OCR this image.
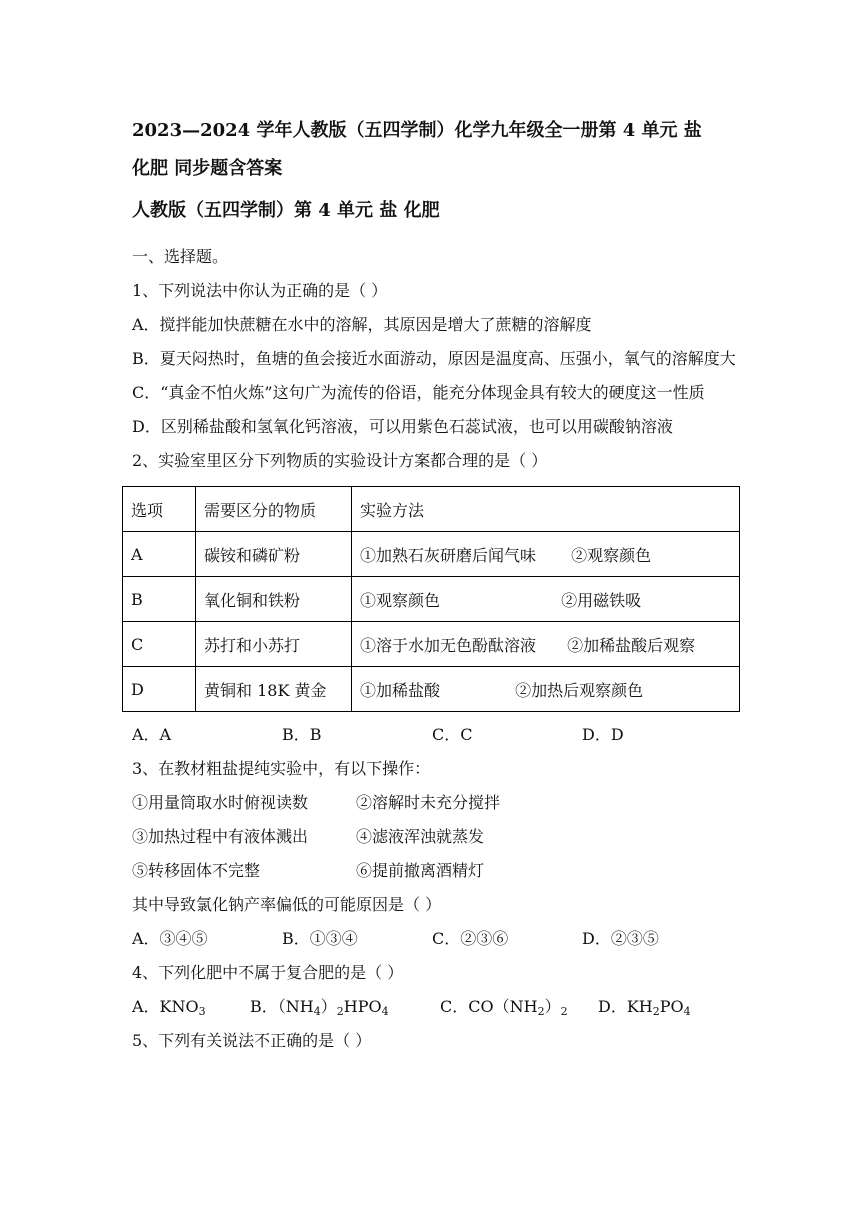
2023—2024 学年人教版（五四学制）化学九年级全一册第 4 单元 盐
化肥 同步题含答案

人教版（五四学制）第 4 单元 盐 化肥

一、选择题。

1、下列说法中你认为正确的是（ ）

A．搅拌能加快蔗糖在水中的溶解，其原因是增大了蔗糖的溶解度

B．夏天闷热时，鱼塘的鱼会接近水面游动，原因是温度高、压强小，氧气的溶解度大

C．“真金不怕火炼”这句广为流传的俗语，能充分体现金具有较大的硬度这一性质

D．区别稀盐酸和氢氧化钙溶液，可以用紫色石蕊试液，也可以用碳酸钠溶液

2、实验室里区分下列物质的实验设计方案都合理的是（ ）

选项	需要区分的物质	实验方法
A	碳铵和磷矿粉	①加熟石灰研磨后闻气味 ②观察颜色
B	氧化铜和铁粉	①观察颜色 ②用磁铁吸
C	苏打和小苏打	①溶于水加无色酚酞溶液 ②加稀盐酸后观察
D	黄铜和 18K 黄金	①加稀盐酸 ②加热后观察颜色
A．A	B．B	C．C	D．D

3、在教材粗盐提纯实验中，有以下操作：

①用量筒取水时俯视读数	②溶解时未充分搅拌
③加热过程中有液体溅出	④滤液浑浊就蒸发
⑤转移固体不完整	⑥提前撤离酒精灯

其中导致氯化钠产率偏低的可能原因是（ ）

A．③④⑤	B．①③④	C．②③⑥	D．②③⑤

4、下列化肥中不属于复合肥的是（ ）

A．$KNO_3$	B．$(NH_4)_2HPO_4$	C．$CO(NH_2)_2$	D．$KH_2PO_4$

5、下列有关说法不正确的是（ ）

• _TASK TO CARRY OUT_: Print the complete listing exactly as it stands, without its pictures.

• _COMPLETE RESPONSE_:
OCR this image.
2023—2024 学年人教版（五四学制）化学九年级全一册第 4 单元 盐
化肥 同步题含答案

人教版（五四学制）第 4 单元 盐 化肥

一、选择题。

1、下列说法中你认为正确的是（ ）

A．搅拌能加快蔗糖在水中的溶解，其原因是增大了蔗糖的溶解度

B．夏天闷热时，鱼塘的鱼会接近水面游动，原因是温度高、压强小，氧气的溶解度大

C．“真金不怕火炼”这句广为流传的俗语，能充分体现金具有较大的硬度这一性质

D．区别稀盐酸和氢氧化钙溶液，可以用紫色石蕊试液，也可以用碳酸钠溶液

2、实验室里区分下列物质的实验设计方案都合理的是（ ）

选项	需要区分的物质	实验方法
A	碳铵和磷矿粉	①加熟石灰研磨后闻气味 ②观察颜色
B	氧化铜和铁粉	①观察颜色 ②用磁铁吸
C	苏打和小苏打	①溶于水加无色酚酞溶液 ②加稀盐酸后观察
D	黄铜和 18K 黄金	①加稀盐酸 ②加热后观察颜色
A．A	B．B	C．C	D．D

3、在教材粗盐提纯实验中，有以下操作：

①用量筒取水时俯视读数	②溶解时未充分搅拌
③加热过程中有液体溅出	④滤液浑浊就蒸发
⑤转移固体不完整	⑥提前撤离酒精灯

其中导致氯化钠产率偏低的可能原因是（ ）

A．③④⑤	B．①③④	C．②③⑥	D．②③⑤

4、下列化肥中不属于复合肥的是（ ）

A．$KNO_3$	B．$(NH_4)_2HPO_4$	C．$CO(NH_2)_2$	D．$KH_2PO_4$

5、下列有关说法不正确的是（ ）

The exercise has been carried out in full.